--- Given data ---

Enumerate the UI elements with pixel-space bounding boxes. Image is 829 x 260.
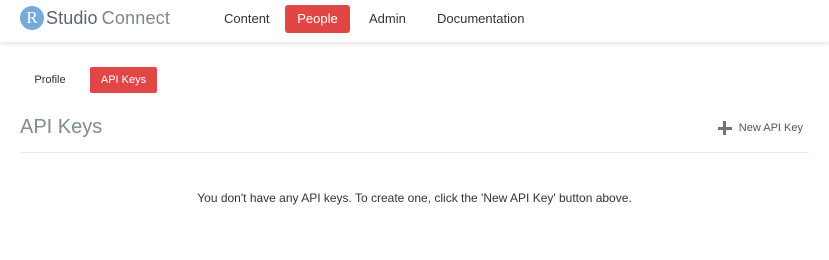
- top-navigation-bar: R Studio Connect Content People Admin Do…: [0, 0, 829, 42]
- plus-icon: [717, 121, 732, 135]
- tab-profile[interactable]: Profile: [20, 67, 80, 93]
- brand-name-studio: Studio: [46, 7, 98, 28]
- brand-name-connect: Connect: [101, 7, 171, 28]
- new-api-key-button[interactable]: New API Key: [717, 118, 803, 138]
- page-title: API Keys: [20, 116, 103, 138]
- nav-item-people[interactable]: People: [285, 5, 350, 33]
- nav-item-admin[interactable]: Admin: [355, 5, 420, 33]
- nav-item-content[interactable]: Content: [210, 5, 284, 33]
- tab-api-keys[interactable]: API Keys: [90, 67, 157, 93]
- new-api-key-label: New API Key: [738, 122, 803, 134]
- section-divider: [20, 152, 809, 153]
- empty-state-message: You don't have any API keys. To create o…: [197, 191, 632, 205]
- brand-logo-link[interactable]: R Studio Connect: [20, 6, 170, 30]
- nav-item-documentation[interactable]: Documentation: [423, 5, 538, 33]
- r-logo-icon: R: [20, 6, 44, 30]
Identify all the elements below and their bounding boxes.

---

_Your objective_
Could you edit the records above so that "New API Key" becomes "Create API Key" everywhere it appears, keeping every other line unchanged and leaving the pictures out of your answer?

_Result_
Enumerate the UI elements with pixel-space bounding boxes. Image is 829 x 260.
- top-navigation-bar: R Studio Connect Content People Admin Do…: [0, 0, 829, 42]
- plus-icon: [717, 121, 732, 135]
- tab-profile[interactable]: Profile: [20, 67, 80, 93]
- brand-name-studio: Studio: [46, 7, 98, 28]
- brand-name-connect: Connect: [101, 7, 171, 28]
- new-api-key-button[interactable]: Create API Key: [717, 118, 803, 138]
- page-title: API Keys: [20, 116, 103, 138]
- nav-item-people[interactable]: People: [285, 5, 350, 33]
- nav-item-admin[interactable]: Admin: [355, 5, 420, 33]
- nav-item-content[interactable]: Content: [210, 5, 284, 33]
- tab-api-keys[interactable]: API Keys: [90, 67, 157, 93]
- new-api-key-label: Create API Key: [738, 122, 803, 134]
- section-divider: [20, 152, 809, 153]
- empty-state-message: You don't have any API keys. To create o…: [197, 191, 632, 205]
- brand-logo-link[interactable]: R Studio Connect: [20, 6, 170, 30]
- nav-item-documentation[interactable]: Documentation: [423, 5, 538, 33]
- r-logo-icon: R: [20, 6, 44, 30]
Identify all the elements below and their bounding boxes.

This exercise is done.